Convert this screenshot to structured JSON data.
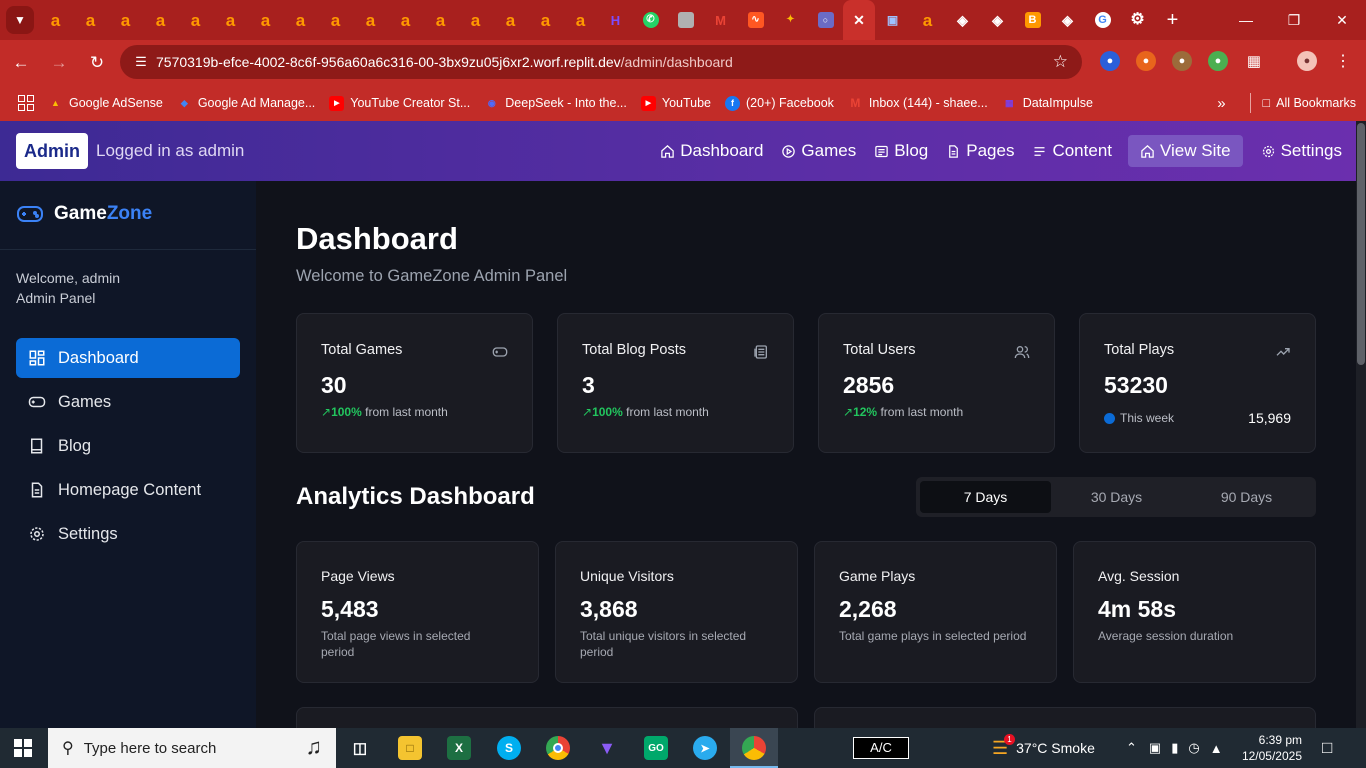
---
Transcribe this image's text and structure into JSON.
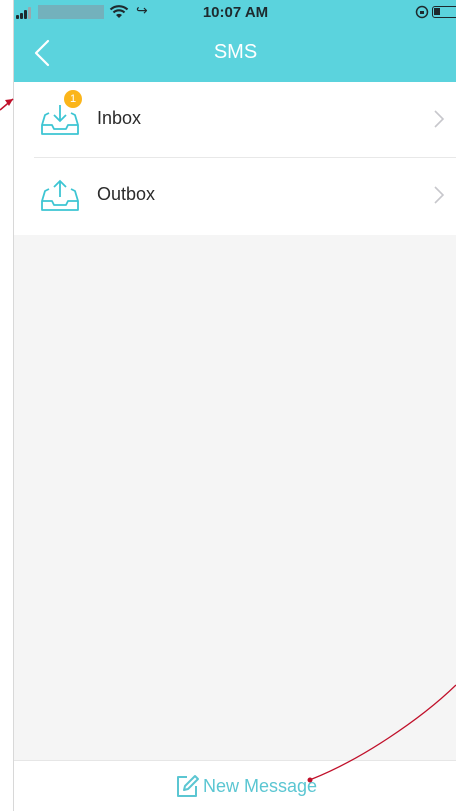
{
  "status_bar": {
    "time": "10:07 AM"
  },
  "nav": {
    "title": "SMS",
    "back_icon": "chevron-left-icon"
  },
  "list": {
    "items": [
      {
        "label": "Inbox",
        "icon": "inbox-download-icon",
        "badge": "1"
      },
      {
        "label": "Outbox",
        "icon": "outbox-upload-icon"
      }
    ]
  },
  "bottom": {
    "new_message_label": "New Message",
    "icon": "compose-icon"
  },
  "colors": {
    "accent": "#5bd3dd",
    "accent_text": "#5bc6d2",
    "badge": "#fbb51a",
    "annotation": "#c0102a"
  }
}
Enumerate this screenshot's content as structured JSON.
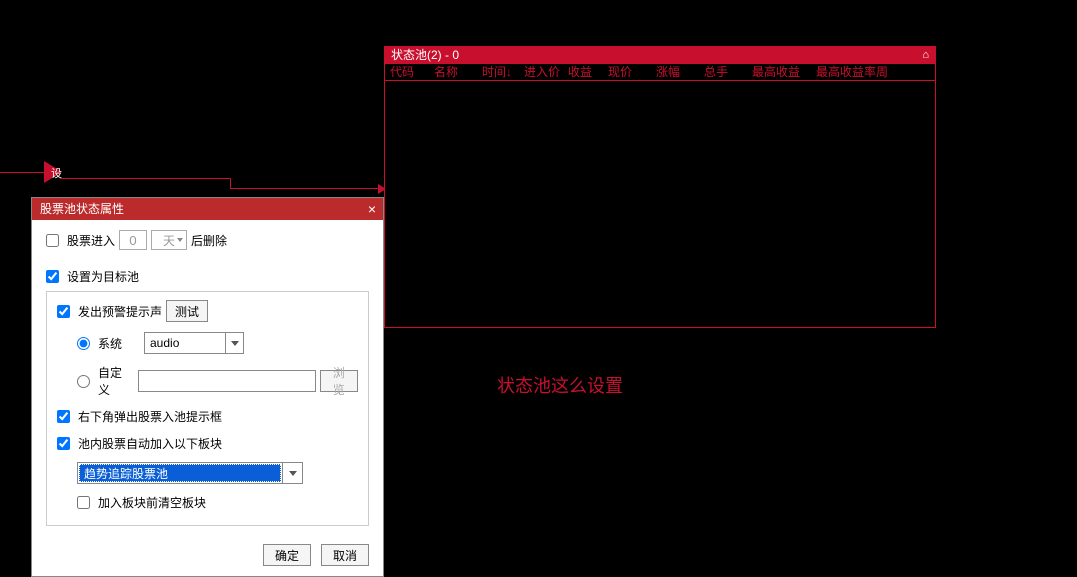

[AIM OF THE TASK]:
Copy each line of the data that contains the word "screenshot".

[SOLUTION FOR THIS TASK]:
Convert this screenshot to structured JSON data.
Enumerate this screenshot's content as structured JSON.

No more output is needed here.